── SOURCE MATERIAL ──

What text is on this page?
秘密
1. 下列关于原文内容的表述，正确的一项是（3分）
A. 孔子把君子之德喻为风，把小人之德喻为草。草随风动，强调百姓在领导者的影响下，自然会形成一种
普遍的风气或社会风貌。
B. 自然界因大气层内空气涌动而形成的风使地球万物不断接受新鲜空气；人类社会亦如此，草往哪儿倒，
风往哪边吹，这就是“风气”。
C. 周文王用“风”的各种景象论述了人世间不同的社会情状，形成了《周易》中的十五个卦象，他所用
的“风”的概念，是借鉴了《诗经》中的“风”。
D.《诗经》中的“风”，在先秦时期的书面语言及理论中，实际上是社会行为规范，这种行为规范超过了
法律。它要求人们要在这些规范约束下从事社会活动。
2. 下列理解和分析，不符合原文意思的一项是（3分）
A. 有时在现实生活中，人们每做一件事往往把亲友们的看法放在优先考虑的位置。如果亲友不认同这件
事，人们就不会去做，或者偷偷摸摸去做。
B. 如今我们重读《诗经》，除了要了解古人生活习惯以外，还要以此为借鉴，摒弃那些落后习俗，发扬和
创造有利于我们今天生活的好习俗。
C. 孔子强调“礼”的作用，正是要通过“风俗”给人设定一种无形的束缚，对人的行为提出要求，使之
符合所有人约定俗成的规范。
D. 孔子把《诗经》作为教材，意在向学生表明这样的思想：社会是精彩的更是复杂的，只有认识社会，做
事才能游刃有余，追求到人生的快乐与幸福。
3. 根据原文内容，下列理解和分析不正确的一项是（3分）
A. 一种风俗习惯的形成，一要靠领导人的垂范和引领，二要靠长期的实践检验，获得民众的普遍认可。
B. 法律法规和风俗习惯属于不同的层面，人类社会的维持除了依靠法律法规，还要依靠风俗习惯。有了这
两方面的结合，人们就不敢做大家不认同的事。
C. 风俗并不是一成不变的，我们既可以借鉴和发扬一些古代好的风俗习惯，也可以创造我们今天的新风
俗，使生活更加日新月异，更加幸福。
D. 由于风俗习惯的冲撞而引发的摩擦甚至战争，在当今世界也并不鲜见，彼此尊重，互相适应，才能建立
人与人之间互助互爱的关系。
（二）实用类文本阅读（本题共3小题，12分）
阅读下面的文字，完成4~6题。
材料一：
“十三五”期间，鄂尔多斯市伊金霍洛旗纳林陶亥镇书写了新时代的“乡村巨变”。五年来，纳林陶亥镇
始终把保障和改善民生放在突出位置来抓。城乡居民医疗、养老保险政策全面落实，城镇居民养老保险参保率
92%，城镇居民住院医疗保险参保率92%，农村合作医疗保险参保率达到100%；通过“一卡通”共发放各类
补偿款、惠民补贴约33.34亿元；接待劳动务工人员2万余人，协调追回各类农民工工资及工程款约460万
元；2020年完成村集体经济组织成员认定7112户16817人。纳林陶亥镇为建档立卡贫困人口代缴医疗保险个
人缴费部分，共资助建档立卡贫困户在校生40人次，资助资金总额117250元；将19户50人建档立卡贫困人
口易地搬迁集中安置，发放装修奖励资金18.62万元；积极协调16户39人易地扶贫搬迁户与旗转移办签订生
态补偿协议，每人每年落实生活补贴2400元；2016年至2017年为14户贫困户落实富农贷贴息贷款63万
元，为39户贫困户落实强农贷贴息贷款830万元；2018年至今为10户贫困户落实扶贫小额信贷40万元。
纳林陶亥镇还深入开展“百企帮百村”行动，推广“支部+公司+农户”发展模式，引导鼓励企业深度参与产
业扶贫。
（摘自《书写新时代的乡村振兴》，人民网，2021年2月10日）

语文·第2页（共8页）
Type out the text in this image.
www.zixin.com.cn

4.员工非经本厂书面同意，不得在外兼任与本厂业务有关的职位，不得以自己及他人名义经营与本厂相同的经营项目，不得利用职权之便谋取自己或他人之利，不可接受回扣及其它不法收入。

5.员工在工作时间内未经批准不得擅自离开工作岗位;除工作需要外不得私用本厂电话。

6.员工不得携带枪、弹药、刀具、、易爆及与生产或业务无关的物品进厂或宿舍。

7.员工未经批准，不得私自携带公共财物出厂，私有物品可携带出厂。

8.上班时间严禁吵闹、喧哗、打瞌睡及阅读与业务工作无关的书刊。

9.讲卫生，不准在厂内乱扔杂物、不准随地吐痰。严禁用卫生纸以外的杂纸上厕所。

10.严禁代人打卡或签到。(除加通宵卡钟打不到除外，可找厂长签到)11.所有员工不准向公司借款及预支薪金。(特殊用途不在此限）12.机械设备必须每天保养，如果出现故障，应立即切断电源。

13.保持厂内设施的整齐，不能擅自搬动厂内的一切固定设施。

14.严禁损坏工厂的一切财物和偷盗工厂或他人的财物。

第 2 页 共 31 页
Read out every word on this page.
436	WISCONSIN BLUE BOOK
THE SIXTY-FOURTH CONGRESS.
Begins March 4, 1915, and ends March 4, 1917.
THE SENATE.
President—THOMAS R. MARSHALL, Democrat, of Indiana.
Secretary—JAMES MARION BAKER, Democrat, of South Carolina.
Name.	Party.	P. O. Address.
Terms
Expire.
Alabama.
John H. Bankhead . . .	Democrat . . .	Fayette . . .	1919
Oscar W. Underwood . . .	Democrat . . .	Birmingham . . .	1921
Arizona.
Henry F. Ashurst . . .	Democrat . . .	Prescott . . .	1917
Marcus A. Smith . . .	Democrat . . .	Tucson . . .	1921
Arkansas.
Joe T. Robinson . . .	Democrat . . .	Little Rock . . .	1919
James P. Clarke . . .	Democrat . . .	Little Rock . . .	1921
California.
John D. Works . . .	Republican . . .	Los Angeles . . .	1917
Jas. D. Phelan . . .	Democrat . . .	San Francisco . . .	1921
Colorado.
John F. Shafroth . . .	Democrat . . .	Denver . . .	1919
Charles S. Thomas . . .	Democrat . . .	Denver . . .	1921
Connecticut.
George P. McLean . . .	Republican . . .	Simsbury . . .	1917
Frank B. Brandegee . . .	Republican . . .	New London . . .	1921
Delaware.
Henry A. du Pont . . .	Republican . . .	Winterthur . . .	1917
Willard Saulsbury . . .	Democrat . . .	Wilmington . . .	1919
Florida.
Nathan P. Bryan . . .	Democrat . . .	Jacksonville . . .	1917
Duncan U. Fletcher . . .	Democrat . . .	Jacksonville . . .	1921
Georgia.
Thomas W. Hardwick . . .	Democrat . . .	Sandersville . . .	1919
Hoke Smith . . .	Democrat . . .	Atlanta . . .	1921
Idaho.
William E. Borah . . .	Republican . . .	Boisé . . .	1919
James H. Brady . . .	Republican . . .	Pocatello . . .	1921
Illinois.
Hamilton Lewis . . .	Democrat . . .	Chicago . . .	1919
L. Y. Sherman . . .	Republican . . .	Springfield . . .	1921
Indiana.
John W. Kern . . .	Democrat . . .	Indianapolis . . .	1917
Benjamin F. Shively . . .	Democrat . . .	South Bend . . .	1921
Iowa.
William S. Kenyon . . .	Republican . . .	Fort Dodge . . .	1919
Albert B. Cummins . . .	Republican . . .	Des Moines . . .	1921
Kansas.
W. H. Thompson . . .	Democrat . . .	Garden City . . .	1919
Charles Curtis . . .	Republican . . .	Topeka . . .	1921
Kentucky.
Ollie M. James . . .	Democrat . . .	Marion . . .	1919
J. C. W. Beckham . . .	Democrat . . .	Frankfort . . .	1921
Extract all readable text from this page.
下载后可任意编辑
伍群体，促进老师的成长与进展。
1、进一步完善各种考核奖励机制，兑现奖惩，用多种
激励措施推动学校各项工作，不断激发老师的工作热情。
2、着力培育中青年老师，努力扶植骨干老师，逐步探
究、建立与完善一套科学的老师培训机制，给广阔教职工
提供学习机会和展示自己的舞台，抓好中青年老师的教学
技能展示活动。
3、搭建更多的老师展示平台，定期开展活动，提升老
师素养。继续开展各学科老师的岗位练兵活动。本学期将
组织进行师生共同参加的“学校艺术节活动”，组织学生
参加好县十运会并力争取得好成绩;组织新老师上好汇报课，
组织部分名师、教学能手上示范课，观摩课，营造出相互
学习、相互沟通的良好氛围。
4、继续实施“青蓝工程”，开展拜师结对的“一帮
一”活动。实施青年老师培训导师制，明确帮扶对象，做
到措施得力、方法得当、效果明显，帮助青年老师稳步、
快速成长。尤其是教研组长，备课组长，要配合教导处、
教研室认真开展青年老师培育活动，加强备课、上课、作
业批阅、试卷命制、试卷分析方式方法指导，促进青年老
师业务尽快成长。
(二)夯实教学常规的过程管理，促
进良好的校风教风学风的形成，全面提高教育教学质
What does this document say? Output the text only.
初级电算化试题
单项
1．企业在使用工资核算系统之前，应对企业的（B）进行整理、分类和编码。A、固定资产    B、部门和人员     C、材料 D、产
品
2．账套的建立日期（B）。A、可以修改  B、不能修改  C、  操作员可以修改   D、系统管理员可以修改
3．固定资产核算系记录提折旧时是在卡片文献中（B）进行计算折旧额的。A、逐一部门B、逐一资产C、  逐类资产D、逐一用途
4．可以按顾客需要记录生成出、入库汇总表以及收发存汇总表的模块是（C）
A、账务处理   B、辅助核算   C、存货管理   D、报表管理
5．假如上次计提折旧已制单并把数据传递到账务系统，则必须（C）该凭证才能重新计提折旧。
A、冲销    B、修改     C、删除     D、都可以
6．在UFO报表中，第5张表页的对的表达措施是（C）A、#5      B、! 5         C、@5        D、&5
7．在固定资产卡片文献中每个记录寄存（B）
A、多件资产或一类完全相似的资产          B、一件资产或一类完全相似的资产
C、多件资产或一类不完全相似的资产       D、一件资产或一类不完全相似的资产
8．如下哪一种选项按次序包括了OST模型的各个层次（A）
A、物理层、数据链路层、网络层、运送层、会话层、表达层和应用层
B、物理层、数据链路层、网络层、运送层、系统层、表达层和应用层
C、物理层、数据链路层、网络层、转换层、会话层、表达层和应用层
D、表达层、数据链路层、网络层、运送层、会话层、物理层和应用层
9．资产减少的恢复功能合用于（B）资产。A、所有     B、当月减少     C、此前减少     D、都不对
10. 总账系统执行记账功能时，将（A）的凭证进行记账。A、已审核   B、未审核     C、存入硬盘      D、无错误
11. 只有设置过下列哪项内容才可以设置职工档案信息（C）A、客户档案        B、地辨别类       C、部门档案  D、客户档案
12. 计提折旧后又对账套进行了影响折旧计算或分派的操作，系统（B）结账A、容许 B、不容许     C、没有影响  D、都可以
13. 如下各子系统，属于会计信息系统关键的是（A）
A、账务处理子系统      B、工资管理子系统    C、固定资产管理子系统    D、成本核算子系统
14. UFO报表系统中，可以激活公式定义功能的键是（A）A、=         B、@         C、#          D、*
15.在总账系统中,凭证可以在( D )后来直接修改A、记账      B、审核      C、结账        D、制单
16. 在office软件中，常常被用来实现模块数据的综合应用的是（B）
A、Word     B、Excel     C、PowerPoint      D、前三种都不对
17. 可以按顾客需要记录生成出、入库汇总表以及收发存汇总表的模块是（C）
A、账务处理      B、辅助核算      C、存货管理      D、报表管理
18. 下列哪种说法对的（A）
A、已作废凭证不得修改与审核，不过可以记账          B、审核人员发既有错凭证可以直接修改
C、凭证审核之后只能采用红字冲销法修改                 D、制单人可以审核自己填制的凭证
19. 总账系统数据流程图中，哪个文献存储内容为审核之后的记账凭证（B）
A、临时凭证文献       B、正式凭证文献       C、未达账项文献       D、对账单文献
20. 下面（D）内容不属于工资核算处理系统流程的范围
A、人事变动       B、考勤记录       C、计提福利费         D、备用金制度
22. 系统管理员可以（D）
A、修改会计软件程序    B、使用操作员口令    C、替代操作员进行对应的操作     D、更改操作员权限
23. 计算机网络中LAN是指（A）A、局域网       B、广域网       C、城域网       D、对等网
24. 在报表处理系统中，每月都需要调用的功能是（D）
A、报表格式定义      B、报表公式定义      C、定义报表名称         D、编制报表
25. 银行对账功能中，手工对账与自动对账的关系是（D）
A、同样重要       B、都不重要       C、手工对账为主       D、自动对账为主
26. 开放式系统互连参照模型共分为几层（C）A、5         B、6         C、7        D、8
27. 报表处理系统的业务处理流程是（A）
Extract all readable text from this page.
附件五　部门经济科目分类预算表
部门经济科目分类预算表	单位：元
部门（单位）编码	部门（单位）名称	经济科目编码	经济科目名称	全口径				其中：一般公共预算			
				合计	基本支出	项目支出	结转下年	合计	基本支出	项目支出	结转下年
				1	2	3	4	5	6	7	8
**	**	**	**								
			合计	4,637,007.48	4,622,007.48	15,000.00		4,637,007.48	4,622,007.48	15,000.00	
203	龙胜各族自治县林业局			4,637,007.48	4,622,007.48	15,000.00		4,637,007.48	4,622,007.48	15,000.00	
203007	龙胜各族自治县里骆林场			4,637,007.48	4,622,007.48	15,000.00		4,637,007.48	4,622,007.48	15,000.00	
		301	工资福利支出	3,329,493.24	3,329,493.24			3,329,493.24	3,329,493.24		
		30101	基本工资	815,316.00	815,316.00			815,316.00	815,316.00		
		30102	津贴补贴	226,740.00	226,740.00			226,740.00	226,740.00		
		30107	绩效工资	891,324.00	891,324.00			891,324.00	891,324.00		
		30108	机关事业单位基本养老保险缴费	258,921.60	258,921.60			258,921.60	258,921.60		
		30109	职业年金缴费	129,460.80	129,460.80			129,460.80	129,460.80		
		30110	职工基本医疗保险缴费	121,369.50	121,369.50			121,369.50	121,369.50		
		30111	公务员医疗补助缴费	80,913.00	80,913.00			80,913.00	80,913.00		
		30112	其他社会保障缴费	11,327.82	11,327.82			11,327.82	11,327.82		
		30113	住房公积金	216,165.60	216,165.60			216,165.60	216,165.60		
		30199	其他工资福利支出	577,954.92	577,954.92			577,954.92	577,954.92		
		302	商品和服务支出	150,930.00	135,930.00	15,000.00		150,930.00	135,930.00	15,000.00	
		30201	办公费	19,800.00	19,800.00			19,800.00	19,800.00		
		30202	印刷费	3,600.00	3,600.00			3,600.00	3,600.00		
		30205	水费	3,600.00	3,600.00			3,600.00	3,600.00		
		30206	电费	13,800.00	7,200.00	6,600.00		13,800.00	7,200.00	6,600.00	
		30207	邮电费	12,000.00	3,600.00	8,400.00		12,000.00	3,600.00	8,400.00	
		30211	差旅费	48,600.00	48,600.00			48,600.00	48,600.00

───

▶ [GOAL] Reproduce each line from the records that contains the word "What".

▶ [THE RESULT]
What text is on this page?
What does this document say? Output the text only.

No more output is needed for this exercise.